Using the entries that follow, collect the lines where the word "FRUITS" appears.

**Stored records**.
►

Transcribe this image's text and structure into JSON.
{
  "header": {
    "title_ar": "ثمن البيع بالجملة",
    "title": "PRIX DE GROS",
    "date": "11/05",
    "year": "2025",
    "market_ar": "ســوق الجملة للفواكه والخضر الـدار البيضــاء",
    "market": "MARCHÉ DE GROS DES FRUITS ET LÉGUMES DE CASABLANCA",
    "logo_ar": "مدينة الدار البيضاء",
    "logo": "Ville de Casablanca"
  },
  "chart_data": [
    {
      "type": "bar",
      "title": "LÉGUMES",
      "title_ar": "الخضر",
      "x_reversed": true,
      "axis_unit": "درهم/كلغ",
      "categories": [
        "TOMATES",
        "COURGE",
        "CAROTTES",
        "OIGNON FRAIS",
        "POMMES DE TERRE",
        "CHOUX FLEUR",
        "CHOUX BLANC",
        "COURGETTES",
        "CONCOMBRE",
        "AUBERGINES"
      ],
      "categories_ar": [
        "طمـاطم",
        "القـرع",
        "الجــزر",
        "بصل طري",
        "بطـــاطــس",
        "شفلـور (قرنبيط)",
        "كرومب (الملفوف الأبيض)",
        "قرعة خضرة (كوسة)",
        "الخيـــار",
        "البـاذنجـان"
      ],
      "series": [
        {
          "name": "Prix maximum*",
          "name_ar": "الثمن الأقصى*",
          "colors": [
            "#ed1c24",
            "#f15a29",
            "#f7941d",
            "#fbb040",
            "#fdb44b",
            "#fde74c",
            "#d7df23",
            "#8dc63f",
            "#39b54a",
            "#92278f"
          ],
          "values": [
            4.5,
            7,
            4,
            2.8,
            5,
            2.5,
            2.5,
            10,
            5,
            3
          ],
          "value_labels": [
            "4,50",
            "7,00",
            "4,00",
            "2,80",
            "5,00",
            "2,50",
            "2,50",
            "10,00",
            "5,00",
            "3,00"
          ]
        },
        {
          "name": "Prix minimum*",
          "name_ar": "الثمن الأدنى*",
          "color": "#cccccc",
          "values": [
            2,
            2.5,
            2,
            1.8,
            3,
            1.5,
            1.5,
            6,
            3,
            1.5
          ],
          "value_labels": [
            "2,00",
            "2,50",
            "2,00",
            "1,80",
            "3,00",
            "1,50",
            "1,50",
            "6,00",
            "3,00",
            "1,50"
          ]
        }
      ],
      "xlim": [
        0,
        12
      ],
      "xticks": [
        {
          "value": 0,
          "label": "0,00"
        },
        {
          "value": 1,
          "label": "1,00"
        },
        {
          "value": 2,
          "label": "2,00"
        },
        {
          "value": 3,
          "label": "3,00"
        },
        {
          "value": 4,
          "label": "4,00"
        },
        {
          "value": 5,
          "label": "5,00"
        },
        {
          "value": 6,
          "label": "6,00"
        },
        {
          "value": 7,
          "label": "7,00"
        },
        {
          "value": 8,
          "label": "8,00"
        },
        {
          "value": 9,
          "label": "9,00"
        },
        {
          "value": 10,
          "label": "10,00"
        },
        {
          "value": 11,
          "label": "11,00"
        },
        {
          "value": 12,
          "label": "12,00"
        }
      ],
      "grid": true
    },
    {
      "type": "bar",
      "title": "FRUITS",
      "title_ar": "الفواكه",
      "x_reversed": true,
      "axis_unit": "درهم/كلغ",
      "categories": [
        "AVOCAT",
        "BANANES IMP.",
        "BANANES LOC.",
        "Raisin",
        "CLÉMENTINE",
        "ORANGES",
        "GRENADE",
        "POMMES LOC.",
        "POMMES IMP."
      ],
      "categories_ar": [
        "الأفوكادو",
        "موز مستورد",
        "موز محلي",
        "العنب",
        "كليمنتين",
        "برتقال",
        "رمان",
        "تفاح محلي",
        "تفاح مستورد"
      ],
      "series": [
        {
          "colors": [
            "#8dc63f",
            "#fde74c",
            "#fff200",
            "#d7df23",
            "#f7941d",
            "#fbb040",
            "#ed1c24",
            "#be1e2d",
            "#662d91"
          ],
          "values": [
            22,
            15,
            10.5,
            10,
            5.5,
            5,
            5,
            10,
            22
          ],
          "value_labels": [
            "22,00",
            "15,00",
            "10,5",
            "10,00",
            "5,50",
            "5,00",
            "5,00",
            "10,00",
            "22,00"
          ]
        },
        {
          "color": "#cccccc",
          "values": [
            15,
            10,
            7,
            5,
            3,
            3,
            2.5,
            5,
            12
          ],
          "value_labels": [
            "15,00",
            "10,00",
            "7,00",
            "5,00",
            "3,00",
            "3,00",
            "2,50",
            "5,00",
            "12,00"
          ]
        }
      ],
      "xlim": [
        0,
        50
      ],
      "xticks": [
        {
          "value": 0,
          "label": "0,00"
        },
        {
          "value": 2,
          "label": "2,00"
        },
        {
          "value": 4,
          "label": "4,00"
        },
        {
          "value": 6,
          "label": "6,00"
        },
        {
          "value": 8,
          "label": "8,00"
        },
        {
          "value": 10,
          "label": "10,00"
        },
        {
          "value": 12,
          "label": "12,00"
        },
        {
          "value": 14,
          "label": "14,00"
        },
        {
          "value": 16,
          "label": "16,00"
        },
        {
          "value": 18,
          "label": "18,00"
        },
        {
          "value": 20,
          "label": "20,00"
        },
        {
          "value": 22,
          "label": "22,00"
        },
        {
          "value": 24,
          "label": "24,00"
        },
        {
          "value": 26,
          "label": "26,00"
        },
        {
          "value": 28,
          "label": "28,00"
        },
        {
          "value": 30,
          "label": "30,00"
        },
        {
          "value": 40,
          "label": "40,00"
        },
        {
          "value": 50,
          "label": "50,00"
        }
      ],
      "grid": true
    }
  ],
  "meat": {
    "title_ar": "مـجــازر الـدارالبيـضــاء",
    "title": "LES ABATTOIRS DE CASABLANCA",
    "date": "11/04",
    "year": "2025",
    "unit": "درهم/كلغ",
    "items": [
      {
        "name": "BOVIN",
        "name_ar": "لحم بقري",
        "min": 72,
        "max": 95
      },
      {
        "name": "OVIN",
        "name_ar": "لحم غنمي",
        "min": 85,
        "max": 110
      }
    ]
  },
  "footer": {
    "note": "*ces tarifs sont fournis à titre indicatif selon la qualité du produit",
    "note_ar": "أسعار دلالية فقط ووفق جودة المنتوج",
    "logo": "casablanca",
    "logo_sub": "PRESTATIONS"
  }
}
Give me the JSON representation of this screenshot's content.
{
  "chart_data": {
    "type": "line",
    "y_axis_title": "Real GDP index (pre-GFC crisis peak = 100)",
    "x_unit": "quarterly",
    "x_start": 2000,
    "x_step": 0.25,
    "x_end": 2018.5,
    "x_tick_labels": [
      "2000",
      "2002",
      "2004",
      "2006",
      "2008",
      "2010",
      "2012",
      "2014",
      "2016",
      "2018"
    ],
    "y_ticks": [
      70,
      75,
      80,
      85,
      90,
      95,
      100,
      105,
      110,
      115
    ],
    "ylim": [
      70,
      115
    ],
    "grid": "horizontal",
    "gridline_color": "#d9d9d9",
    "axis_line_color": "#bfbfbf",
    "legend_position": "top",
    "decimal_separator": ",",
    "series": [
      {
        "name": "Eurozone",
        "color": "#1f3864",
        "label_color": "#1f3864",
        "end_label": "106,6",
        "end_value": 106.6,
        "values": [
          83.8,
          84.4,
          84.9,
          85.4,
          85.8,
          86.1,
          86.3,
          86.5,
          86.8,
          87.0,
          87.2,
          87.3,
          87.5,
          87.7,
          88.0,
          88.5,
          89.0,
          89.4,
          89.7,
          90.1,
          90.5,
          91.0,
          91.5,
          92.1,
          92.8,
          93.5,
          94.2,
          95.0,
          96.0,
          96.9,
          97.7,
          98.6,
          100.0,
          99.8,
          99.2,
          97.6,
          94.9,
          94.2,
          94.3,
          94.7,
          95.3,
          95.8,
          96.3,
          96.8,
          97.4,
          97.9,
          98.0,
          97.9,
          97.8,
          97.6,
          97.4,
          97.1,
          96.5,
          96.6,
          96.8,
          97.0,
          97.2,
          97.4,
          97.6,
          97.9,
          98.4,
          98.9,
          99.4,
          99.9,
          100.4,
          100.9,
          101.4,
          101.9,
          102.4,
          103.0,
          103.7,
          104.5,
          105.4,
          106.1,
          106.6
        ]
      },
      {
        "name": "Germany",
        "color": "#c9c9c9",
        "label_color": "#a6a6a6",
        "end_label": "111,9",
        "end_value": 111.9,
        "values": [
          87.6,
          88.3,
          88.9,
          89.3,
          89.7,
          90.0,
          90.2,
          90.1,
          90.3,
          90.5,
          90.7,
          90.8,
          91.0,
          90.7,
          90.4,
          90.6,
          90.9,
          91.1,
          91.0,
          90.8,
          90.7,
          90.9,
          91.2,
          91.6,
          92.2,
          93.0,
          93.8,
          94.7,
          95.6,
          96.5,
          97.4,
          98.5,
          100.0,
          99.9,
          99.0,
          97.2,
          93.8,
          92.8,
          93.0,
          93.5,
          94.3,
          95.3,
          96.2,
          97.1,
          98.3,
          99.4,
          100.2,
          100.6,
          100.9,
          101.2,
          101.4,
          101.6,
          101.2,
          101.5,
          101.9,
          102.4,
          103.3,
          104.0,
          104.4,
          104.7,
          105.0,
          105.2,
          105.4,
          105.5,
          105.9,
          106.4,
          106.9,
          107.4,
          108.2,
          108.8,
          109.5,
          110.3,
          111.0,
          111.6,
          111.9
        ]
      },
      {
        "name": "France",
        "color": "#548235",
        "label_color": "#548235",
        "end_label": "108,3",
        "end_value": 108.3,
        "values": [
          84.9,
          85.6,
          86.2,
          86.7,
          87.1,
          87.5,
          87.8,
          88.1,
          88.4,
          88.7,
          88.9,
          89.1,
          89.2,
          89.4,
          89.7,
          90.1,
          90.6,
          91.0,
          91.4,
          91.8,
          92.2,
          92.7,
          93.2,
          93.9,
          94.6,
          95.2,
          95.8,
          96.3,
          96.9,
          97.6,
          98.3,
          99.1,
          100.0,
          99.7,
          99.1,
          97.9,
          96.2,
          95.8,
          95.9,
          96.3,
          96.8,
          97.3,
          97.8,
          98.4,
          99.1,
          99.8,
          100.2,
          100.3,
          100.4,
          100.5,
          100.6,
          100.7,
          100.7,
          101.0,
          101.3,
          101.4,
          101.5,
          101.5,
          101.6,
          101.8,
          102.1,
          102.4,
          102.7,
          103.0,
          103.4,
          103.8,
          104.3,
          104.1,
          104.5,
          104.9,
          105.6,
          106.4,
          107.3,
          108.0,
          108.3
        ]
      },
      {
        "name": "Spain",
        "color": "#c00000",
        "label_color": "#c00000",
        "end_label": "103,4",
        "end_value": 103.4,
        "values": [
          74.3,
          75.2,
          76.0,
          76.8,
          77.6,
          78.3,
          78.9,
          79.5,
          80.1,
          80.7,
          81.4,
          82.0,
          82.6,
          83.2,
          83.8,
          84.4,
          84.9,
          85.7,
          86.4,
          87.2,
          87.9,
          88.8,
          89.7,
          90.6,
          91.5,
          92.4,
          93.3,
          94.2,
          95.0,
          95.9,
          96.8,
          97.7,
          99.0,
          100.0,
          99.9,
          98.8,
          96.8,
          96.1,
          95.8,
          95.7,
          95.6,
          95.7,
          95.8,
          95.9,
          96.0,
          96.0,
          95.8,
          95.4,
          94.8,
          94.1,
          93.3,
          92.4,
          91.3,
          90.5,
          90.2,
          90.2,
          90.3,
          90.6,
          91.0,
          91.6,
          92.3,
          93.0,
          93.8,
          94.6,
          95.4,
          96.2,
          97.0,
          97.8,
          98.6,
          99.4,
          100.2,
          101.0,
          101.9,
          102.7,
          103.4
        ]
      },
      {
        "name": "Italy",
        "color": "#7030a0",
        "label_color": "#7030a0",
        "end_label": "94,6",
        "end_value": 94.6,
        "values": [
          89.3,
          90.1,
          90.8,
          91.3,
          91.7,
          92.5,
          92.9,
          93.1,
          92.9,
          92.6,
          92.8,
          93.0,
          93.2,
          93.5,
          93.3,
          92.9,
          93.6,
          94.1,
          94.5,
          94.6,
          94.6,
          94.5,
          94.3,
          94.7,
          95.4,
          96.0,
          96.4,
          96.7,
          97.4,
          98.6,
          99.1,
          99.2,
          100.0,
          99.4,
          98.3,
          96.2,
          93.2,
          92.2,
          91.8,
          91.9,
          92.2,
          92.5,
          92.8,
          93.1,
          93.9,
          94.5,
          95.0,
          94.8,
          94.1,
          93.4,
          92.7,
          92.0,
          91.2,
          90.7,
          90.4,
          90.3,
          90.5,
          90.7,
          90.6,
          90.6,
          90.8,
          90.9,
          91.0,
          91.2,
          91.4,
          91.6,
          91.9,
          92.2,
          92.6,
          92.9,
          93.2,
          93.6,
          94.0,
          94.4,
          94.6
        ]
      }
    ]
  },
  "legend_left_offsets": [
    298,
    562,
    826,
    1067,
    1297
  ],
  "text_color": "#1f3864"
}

◄

**Full output**.
    "market": "MARCHÉ DE GROS DES FRUITS ET LÉGUMES DE CASABLANCA",
      "title": "FRUITS",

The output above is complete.